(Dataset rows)
━━━
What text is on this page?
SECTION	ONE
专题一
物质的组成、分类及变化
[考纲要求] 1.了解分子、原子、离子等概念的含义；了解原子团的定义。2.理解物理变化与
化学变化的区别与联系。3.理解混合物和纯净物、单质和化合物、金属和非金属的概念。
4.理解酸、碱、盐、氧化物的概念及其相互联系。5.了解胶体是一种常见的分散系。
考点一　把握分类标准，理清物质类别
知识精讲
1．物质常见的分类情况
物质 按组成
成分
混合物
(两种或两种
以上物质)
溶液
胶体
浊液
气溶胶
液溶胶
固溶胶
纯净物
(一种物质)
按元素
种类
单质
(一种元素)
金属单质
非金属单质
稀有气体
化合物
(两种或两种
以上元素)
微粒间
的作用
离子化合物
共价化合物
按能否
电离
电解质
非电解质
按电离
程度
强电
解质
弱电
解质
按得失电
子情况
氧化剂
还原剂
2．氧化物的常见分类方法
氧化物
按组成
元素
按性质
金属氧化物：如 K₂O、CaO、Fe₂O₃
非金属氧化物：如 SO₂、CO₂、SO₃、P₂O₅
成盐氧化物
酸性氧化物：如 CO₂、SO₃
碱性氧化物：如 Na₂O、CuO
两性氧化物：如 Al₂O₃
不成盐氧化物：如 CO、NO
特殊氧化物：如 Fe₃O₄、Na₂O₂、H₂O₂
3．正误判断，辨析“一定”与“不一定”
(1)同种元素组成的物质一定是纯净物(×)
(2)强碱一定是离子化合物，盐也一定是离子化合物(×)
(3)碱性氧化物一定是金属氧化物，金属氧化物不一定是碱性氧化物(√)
━━━
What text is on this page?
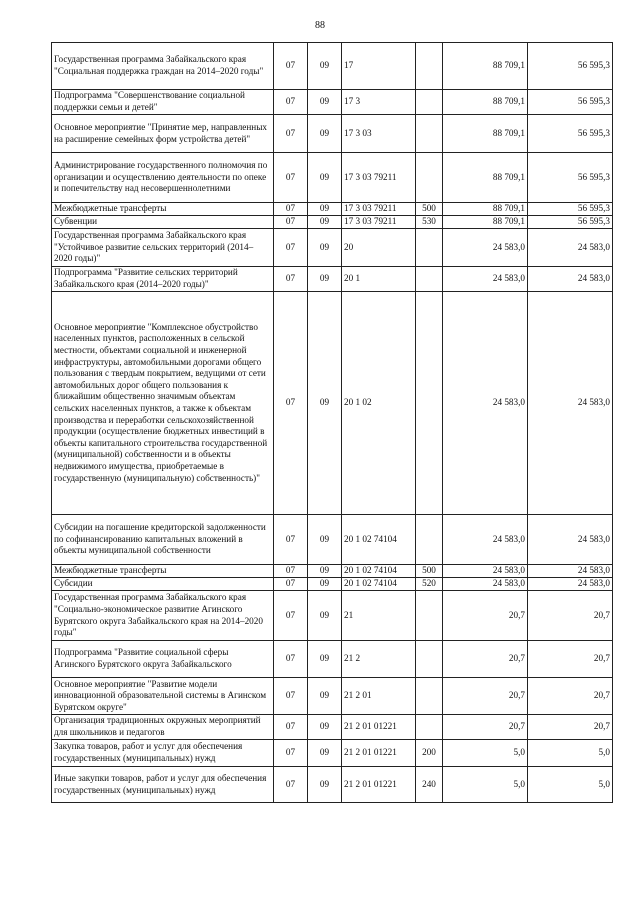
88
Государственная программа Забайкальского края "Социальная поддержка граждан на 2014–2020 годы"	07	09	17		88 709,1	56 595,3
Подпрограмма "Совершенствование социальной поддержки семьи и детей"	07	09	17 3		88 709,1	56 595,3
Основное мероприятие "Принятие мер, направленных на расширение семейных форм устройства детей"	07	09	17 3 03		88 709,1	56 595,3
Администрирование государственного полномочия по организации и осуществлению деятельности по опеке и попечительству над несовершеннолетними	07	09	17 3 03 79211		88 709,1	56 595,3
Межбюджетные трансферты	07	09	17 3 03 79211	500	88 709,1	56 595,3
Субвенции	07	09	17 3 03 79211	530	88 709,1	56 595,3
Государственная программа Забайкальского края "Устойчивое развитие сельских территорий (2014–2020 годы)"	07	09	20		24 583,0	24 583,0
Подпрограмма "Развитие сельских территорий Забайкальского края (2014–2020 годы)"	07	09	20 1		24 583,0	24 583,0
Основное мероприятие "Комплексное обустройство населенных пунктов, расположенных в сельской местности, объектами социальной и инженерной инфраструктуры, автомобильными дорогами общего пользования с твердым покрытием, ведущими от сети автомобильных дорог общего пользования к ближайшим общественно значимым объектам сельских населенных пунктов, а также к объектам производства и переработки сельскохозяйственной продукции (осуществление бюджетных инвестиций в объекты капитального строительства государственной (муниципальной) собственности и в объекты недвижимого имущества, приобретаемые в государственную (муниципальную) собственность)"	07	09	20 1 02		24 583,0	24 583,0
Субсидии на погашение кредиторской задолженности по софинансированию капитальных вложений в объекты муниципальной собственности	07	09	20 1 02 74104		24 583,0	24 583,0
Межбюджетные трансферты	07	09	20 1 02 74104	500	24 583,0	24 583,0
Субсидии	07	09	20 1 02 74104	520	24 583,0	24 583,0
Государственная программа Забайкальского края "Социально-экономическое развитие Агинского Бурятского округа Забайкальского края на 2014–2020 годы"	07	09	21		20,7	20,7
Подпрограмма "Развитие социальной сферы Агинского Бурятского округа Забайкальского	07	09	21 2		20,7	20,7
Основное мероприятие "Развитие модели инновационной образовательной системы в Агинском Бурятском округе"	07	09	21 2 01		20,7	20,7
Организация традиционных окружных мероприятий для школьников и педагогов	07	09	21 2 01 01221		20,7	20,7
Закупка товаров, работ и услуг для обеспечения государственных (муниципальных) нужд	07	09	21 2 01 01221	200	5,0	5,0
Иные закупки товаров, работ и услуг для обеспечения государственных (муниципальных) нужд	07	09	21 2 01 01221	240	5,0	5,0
━━━
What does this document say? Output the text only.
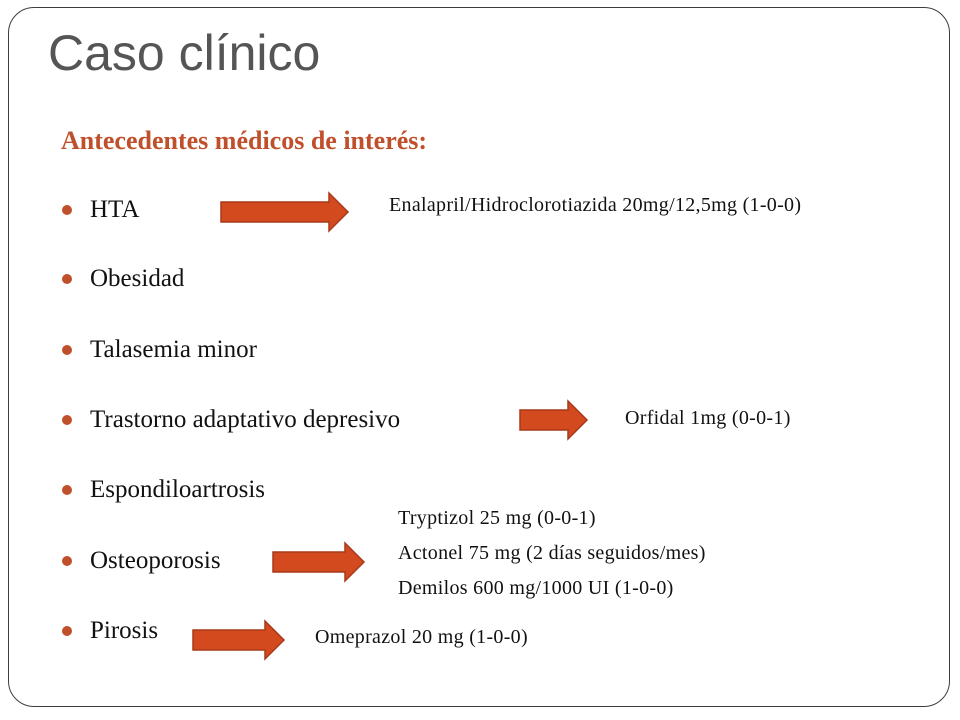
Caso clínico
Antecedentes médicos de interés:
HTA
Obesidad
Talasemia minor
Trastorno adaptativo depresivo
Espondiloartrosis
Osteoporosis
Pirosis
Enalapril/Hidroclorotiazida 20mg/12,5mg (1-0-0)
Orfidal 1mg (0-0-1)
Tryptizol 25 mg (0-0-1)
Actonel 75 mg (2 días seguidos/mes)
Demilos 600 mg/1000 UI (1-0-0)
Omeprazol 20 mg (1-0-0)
━━━
Requirement:
Output a single number: how many lines contain the word "территорий".

Full solution:
2